Copy all lines holding the word "this" from the entries.

start

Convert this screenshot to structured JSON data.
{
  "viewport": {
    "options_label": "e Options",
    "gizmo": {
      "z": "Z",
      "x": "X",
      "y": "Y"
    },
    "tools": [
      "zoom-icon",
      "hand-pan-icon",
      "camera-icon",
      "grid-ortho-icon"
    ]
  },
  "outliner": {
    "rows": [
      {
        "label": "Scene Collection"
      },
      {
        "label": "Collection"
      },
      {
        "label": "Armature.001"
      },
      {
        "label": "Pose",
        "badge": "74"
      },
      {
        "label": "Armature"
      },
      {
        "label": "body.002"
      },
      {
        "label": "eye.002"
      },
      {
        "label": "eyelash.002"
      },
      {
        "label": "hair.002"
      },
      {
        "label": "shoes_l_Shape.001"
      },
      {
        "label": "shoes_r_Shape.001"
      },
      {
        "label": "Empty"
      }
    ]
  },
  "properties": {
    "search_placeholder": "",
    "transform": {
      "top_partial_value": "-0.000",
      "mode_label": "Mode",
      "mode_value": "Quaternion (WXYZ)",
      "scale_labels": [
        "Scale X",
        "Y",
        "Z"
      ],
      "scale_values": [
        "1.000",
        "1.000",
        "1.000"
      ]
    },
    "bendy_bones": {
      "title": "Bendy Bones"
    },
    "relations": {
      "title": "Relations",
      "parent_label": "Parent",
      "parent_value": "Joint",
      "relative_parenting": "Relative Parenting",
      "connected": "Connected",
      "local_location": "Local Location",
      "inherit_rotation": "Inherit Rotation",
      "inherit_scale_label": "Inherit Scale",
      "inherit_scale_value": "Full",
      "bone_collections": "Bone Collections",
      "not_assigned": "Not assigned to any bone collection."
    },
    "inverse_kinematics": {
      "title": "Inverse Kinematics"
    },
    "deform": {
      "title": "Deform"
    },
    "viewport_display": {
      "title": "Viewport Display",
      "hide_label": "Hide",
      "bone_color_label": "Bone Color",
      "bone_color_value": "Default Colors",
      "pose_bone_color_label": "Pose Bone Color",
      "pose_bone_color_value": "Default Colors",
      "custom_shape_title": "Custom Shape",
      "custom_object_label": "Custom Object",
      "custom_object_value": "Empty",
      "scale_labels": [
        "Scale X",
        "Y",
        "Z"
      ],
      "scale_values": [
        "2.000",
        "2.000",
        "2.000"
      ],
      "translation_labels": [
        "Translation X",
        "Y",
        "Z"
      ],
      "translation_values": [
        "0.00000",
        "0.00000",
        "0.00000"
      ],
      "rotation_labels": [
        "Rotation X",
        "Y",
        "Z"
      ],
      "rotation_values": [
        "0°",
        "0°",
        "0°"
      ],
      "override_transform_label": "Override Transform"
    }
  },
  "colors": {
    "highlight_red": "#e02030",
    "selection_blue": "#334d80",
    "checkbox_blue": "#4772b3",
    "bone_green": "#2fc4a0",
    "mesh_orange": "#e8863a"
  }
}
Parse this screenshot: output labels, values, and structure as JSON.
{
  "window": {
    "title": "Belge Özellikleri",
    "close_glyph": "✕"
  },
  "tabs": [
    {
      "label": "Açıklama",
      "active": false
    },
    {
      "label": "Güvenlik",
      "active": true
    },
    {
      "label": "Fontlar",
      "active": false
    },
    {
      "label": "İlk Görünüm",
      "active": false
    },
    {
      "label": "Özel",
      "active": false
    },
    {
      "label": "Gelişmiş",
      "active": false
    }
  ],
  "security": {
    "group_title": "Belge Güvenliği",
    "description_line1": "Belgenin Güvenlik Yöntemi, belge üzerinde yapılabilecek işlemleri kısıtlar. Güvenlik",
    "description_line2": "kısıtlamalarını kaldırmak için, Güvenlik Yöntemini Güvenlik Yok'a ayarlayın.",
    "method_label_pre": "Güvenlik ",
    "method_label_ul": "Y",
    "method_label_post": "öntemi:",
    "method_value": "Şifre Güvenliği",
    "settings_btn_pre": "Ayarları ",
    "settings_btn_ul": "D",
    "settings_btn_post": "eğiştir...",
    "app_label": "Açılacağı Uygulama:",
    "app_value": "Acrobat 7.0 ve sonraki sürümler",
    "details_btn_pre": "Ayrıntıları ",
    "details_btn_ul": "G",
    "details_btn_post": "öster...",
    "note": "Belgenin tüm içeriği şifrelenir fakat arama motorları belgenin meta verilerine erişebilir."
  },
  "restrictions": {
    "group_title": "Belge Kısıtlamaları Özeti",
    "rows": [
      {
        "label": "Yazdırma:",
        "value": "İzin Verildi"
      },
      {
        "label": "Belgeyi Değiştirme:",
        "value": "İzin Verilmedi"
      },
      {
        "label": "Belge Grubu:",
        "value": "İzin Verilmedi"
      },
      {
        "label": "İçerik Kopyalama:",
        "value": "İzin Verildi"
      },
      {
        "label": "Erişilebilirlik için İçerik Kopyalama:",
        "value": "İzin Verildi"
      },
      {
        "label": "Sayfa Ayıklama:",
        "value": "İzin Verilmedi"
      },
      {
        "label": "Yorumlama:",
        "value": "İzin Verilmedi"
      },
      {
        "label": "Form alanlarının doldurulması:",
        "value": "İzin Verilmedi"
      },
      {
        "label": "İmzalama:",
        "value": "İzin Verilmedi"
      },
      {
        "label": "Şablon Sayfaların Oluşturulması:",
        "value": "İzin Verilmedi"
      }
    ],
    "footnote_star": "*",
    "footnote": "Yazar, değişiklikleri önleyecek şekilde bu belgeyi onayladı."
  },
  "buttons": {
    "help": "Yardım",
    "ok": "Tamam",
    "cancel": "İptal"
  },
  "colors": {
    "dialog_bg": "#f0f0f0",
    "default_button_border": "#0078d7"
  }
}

end

**Finished answer**:
Convert this screenshot to structured JSON data.
Parse this screenshot: output labels, values, and structure as JSON.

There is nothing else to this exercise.